§ **WORK REQUIRED**: Give the records below as a JSON list of strings, one string per line, with blank lines and pictures left out.

§ **INFORMATION PROVIDED**:
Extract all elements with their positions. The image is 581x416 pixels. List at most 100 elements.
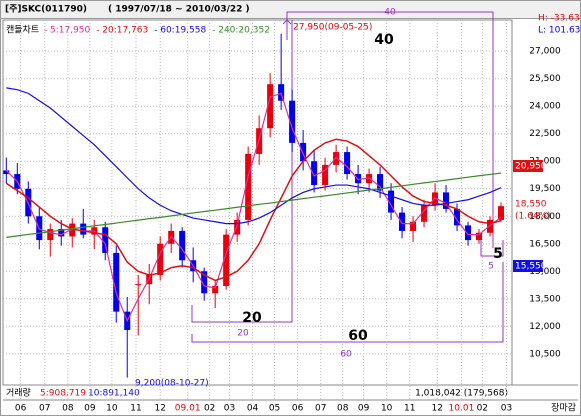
ma-line bbox=[6, 172, 502, 238]
grid bbox=[3, 20, 512, 400]
annotation: 40 bbox=[384, 8, 396, 18]
candle-body bbox=[443, 192, 450, 209]
cycle-lines bbox=[191, 11, 504, 343]
x-tick-label: 10.01 bbox=[449, 404, 475, 414]
x-tick-label: 03 bbox=[224, 404, 235, 414]
y-tick-label: 27,000 bbox=[529, 47, 561, 57]
legend-label: 60:19,558 bbox=[160, 26, 206, 36]
candle-body bbox=[377, 174, 384, 191]
annotation: 9,200(08-10-27) bbox=[135, 379, 209, 389]
cycle-60-line bbox=[191, 262, 504, 343]
candle-body bbox=[80, 223, 87, 235]
x-tick-label: 02 bbox=[204, 404, 215, 414]
volume-ma10: 10:891,140 bbox=[88, 389, 140, 399]
candle-body bbox=[388, 190, 395, 213]
candle-body bbox=[58, 229, 65, 237]
price-label: (1.64%) bbox=[515, 212, 551, 222]
candle-body bbox=[486, 219, 494, 233]
legend-label: 240:20,352 bbox=[218, 26, 270, 36]
candle-body bbox=[245, 153, 252, 220]
y-tick-label: 15,000 bbox=[529, 267, 561, 277]
candle-body bbox=[366, 174, 373, 184]
legend-dash: - bbox=[44, 26, 47, 36]
candle-body bbox=[267, 84, 274, 129]
cycle-5-line bbox=[480, 240, 504, 257]
chart-subtitle: ( 1997/07/18 ~ 2010/03/22 ) bbox=[108, 5, 250, 15]
l-label: L: 101.63 bbox=[538, 26, 580, 36]
candle-body bbox=[179, 230, 186, 261]
candle-body bbox=[311, 161, 318, 186]
annotation: 40 bbox=[374, 32, 394, 48]
y-tick-label: 12,000 bbox=[529, 322, 561, 332]
y-tick-label: 25,500 bbox=[529, 74, 561, 84]
candle-body bbox=[201, 271, 208, 294]
x-tick-label: 04 bbox=[247, 404, 259, 414]
annotation: 20 bbox=[237, 329, 249, 339]
annotation: 27,950(09-05-25) bbox=[293, 23, 372, 33]
chart-title: [주]SKC(011790) bbox=[5, 4, 87, 15]
x-tick-label: 08 bbox=[337, 404, 349, 414]
volume-last: 1,018,042 (179,568) bbox=[415, 389, 508, 399]
annotation: 60 bbox=[340, 350, 352, 360]
x-tick-label: 07 bbox=[39, 404, 50, 414]
candle-body bbox=[454, 208, 461, 226]
cycle-20-line bbox=[191, 20, 293, 323]
x-tick-label: 11 bbox=[404, 404, 415, 414]
x-tick-label: 09.01 bbox=[175, 404, 201, 414]
ma-line bbox=[5, 138, 502, 282]
candle-body bbox=[421, 205, 428, 222]
x-tick-label: 12 bbox=[154, 404, 165, 414]
annotation: 60 bbox=[348, 328, 368, 344]
price-label: 20,950 bbox=[515, 162, 547, 172]
ma-line bbox=[5, 92, 502, 323]
candle-body bbox=[47, 229, 54, 241]
x-tick-label: 06 bbox=[292, 404, 304, 414]
candle-body bbox=[113, 252, 120, 312]
legend-label: 5:17,950 bbox=[50, 26, 91, 36]
y-tick-label: 21,000 bbox=[529, 157, 561, 167]
y-tick-label: 19,500 bbox=[529, 184, 561, 194]
chart-label: 캔들차트 bbox=[6, 24, 39, 36]
candle-body bbox=[322, 164, 329, 186]
candle-body bbox=[223, 234, 230, 286]
x-tick-label: 09 bbox=[358, 404, 370, 414]
candle-body bbox=[212, 285, 219, 294]
candle-body bbox=[102, 227, 109, 253]
y-tick-label: 13,500 bbox=[529, 294, 561, 304]
candle-body bbox=[475, 232, 483, 241]
candle-body bbox=[278, 84, 285, 101]
x-tick-label: 09 bbox=[84, 404, 96, 414]
y-tick-label: 22,500 bbox=[529, 129, 561, 139]
candle-body bbox=[399, 212, 406, 231]
candle-body bbox=[410, 221, 417, 231]
annotation: 20 bbox=[242, 310, 262, 326]
status: 장마감 bbox=[551, 402, 576, 414]
annotation: 5 bbox=[488, 262, 494, 272]
x-tick-label: 08 bbox=[62, 404, 74, 414]
y-tick-label: 18,000 bbox=[529, 212, 561, 222]
x-tick-label: 10 bbox=[106, 404, 118, 414]
legend-dash: - bbox=[96, 26, 99, 36]
volume-ma5: 5:908,719 bbox=[40, 389, 86, 399]
x-tick-label: 12 bbox=[432, 404, 443, 414]
volume-label: 거래량 bbox=[6, 387, 31, 399]
candle-body bbox=[289, 100, 296, 143]
annotation: 5 bbox=[493, 246, 503, 262]
x-tick-label: 03 bbox=[501, 404, 512, 414]
candle-body bbox=[69, 223, 76, 237]
candle-body bbox=[465, 225, 472, 241]
candle-body bbox=[344, 152, 351, 175]
h-label: H: -33.63 bbox=[538, 14, 580, 24]
y-tick-label: 24,000 bbox=[529, 102, 561, 112]
candle-body bbox=[3, 170, 10, 175]
legend-dash: - bbox=[154, 26, 157, 36]
candle-body bbox=[300, 142, 307, 162]
legend-label: 20:17,763 bbox=[102, 26, 148, 36]
arrow bbox=[282, 19, 292, 25]
x-tick-label: 07 bbox=[315, 404, 326, 414]
cycle-40-line bbox=[286, 11, 494, 248]
candle-body bbox=[135, 284, 142, 286]
price-label: 18,550 bbox=[515, 200, 547, 210]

§ **SOLUTION TO THE EXERCISE**:
[
  "Extract all elements with their positions. The image is 581x416 pixels. List at most 100 elements.",
  "ma-line bbox=[6, 172, 502, 238]",
  "grid bbox=[3, 20, 512, 400]",
  "annotation: 40 bbox=[384, 8, 396, 18]",
  "candle-body bbox=[443, 192, 450, 209]",
  "cycle-lines bbox=[191, 11, 504, 343]",
  "x-tick-label: 10.01 bbox=[449, 404, 475, 414]",
  "x-tick-label: 03 bbox=[224, 404, 235, 414]",
  "y-tick-label: 27,000 bbox=[529, 47, 561, 57]",
  "legend-label: 60:19,558 bbox=[160, 26, 206, 36]",
  "candle-body bbox=[377, 174, 384, 191]",
  "annotation: 9,200(08-10-27) bbox=[135, 379, 209, 389]",
  "cycle-60-line bbox=[191, 262, 504, 343]",
  "candle-body bbox=[80, 223, 87, 235]",
  "x-tick-label: 02 bbox=[204, 404, 215, 414]",
  "volume-ma10: 10:891,140 bbox=[88, 389, 140, 399]",
  "candle-body bbox=[388, 190, 395, 213]",
  "candle-body bbox=[58, 229, 65, 237]",
  "price-label: (1.64%) bbox=[515, 212, 551, 222]",
  "candle-body bbox=[486, 219, 494, 233]",
  "legend-label: 240:20,352 bbox=[218, 26, 270, 36]",
  "candle-body bbox=[245, 153, 252, 220]",
  "y-tick-label: 15,000 bbox=[529, 267, 561, 277]",
  "candle-body bbox=[366, 174, 373, 184]",
  "legend-dash: - bbox=[44, 26, 47, 36]",
  "candle-body bbox=[267, 84, 274, 129]",
  "cycle-5-line bbox=[480, 240, 504, 257]",
  "chart-subtitle: ( 1997/07/18 ~ 2010/03/22 ) bbox=[108, 5, 250, 15]",
  "l-label: L: 101.63 bbox=[538, 26, 580, 36]",
  "candle-body bbox=[179, 230, 186, 261]",
  "candle-body bbox=[311, 161, 318, 186]",
  "annotation: 40 bbox=[374, 32, 394, 48]",
  "y-tick-label: 12,000 bbox=[529, 322, 561, 332]",
  "y-tick-label: 25,500 bbox=[529, 74, 561, 84]",
  "candle-body bbox=[201, 271, 208, 294]",
  "x-tick-label: 04 bbox=[247, 404, 259, 414]",
  "annotation: 20 bbox=[237, 329, 249, 339]",
  "annotation: 27,950(09-05-25) bbox=[293, 23, 372, 33]",
  "chart-title: [주]SKC(011790) bbox=[5, 4, 87, 15]",
  "x-tick-label: 08 bbox=[337, 404, 349, 414]",
  "volume-last: 1,018,042 (179,568) bbox=[415, 389, 508, 399]",
  "annotation: 60 bbox=[340, 350, 352, 360]",
  "x-tick-label: 07 bbox=[39, 404, 50, 414]",
  "candle-body bbox=[454, 208, 461, 226]",
  "cycle-20-line bbox=[191, 20, 293, 323]",
  "x-tick-label: 11 bbox=[404, 404, 415, 414]",
  "x-tick-label: 09.01 bbox=[175, 404, 201, 414]",
  "ma-line bbox=[5, 138, 502, 282]",
  "candle-body bbox=[421, 205, 428, 222]",
  "x-tick-label: 12 bbox=[154, 404, 165, 414]",
  "annotation: 60 bbox=[348, 328, 368, 344]",
  "price-label: 20,950 bbox=[515, 162, 547, 172]",
  "ma-line bbox=[5, 92, 502, 323]",
  "candle-body bbox=[47, 229, 54, 241]",
  "x-tick-label: 06 bbox=[292, 404, 304, 414]",
  "candle-body bbox=[113, 252, 120, 312]",
  "legend-label: 5:17,950 bbox=[50, 26, 91, 36]",
  "y-tick-label: 21,000 bbox=[529, 157, 561, 167]",
  "y-tick-label: 19,500 bbox=[529, 184, 561, 194]",
  "chart-label: 캔들차트 bbox=[6, 24, 39, 36]",
  "candle-body bbox=[322, 164, 329, 186]",
  "candle-body bbox=[223, 234, 230, 286]",
  "x-tick-label: 09 bbox=[358, 404, 370, 414]",
  "candle-body bbox=[212, 285, 219, 294]",
  "candle-body bbox=[102, 227, 109, 253]",
  "y-tick-label: 13,500 bbox=[529, 294, 561, 304]",
  "candle-body bbox=[475, 232, 483, 241]",
  "candle-body bbox=[278, 84, 285, 101]",
  "x-tick-label: 09 bbox=[84, 404, 96, 414]",
  "y-tick-label: 22,500 bbox=[529, 129, 561, 139]",
  "candle-body bbox=[399, 212, 406, 231]",
  "candle-body bbox=[410, 221, 417, 231]",
  "annotation: 20 bbox=[242, 310, 262, 326]",
  "status: 장마감 bbox=[551, 402, 576, 414]",
  "annotation: 5 bbox=[488, 262, 494, 272]",
  "x-tick-label: 08 bbox=[62, 404, 74, 414]",
  "y-tick-label: 18,000 bbox=[529, 212, 561, 222]",
  "x-tick-label: 10 bbox=[106, 404, 118, 414]",
  "legend-dash: - bbox=[96, 26, 99, 36]",
  "volume-ma5: 5:908,719 bbox=[40, 389, 86, 399]",
  "x-tick-label: 12 bbox=[432, 404, 443, 414]",
  "volume-label: 거래량 bbox=[6, 387, 31, 399]",
  "candle-body bbox=[289, 100, 296, 143]",
  "annotation: 5 bbox=[493, 246, 503, 262]",
  "x-tick-label: 03 bbox=[501, 404, 512, 414]",
  "candle-body bbox=[69, 223, 76, 237]",
  "candle-body bbox=[465, 225, 472, 241]",
  "candle-body bbox=[344, 152, 351, 175]",
  "h-label: H: -33.63 bbox=[538, 14, 580, 24]",
  "y-tick-label: 24,000 bbox=[529, 102, 561, 112]",
  "candle-body bbox=[3, 170, 10, 175]",
  "legend-dash: - bbox=[154, 26, 157, 36]",
  "candle-body bbox=[300, 142, 307, 162]",
  "legend-label: 20:17,763 bbox=[102, 26, 148, 36]",
  "arrow bbox=[282, 19, 292, 25]",
  "x-tick-label: 07 bbox=[315, 404, 326, 414]",
  "cycle-40-line bbox=[286, 11, 494, 248]",
  "candle-body bbox=[135, 284, 142, 286]",
  "price-label: 18,550 bbox=[515, 200, 547, 210]"
]